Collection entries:
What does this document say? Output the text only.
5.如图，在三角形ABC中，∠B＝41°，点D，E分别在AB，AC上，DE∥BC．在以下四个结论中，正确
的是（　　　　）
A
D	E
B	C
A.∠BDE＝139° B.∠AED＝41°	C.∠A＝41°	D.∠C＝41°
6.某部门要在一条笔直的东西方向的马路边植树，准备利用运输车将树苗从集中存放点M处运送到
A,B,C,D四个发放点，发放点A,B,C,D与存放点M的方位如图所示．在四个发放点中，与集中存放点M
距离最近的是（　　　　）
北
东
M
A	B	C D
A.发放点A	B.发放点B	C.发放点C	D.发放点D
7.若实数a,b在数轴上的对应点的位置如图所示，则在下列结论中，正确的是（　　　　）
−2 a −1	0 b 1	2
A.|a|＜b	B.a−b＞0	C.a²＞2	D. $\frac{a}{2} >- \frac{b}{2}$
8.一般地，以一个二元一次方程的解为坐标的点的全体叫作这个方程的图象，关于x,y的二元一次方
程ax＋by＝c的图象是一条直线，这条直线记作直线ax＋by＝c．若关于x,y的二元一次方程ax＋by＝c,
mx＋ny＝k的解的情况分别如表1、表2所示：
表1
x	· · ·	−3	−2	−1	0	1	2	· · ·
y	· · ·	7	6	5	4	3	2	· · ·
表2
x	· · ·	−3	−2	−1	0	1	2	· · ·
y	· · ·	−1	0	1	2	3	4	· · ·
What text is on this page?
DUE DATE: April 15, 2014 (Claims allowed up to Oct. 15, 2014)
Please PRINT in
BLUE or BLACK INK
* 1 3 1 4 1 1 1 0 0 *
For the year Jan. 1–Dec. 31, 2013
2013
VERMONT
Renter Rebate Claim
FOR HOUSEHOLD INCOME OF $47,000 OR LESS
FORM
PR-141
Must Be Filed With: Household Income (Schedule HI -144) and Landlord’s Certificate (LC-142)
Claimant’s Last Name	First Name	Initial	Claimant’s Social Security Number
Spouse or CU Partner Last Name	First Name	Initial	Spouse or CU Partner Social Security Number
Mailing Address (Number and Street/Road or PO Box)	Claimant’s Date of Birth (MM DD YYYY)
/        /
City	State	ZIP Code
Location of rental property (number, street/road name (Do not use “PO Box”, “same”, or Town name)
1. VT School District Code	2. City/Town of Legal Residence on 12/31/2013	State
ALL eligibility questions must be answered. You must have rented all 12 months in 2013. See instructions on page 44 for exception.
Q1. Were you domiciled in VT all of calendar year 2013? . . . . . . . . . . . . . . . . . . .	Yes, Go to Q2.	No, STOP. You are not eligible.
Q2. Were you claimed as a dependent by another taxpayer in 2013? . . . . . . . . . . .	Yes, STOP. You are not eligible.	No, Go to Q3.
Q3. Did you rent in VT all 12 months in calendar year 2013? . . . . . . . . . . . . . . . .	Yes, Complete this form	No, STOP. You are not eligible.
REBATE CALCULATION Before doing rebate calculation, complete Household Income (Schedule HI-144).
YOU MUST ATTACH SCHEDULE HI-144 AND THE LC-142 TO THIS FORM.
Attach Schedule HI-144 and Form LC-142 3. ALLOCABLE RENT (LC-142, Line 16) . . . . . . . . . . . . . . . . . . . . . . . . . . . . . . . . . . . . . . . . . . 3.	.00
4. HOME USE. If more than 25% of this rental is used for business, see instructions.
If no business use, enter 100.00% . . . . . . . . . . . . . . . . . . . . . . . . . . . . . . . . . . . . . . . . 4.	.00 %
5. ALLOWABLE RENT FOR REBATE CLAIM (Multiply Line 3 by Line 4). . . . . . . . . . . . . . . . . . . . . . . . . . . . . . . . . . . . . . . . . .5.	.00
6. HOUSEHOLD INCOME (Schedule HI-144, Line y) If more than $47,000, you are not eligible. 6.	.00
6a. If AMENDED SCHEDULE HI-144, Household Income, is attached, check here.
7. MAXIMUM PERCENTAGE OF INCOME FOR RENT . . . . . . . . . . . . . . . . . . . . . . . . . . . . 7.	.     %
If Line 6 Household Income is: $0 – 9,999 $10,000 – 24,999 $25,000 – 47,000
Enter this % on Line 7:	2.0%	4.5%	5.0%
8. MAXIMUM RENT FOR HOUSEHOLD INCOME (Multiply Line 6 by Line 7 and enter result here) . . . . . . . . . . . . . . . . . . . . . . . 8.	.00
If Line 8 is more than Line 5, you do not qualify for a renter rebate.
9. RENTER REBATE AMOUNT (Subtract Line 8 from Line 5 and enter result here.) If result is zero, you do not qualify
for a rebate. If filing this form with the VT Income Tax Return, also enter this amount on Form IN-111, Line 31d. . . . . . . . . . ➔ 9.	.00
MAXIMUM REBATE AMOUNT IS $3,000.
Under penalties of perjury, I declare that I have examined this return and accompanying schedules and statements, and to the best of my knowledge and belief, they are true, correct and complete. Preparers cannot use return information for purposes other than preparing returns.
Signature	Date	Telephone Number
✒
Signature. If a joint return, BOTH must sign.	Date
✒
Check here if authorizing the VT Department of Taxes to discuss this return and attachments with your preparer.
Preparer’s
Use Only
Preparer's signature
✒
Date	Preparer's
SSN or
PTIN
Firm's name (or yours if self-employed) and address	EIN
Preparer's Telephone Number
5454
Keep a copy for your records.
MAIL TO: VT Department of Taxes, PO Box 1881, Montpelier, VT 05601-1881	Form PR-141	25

Problem to work on:
Check each line above for "page" and return the ones that have it.

Solution:
What text is on this page?
ALL eligibility questions must be answered. You must have rented all 12 months in 2013. See instructions on page 44 for exception.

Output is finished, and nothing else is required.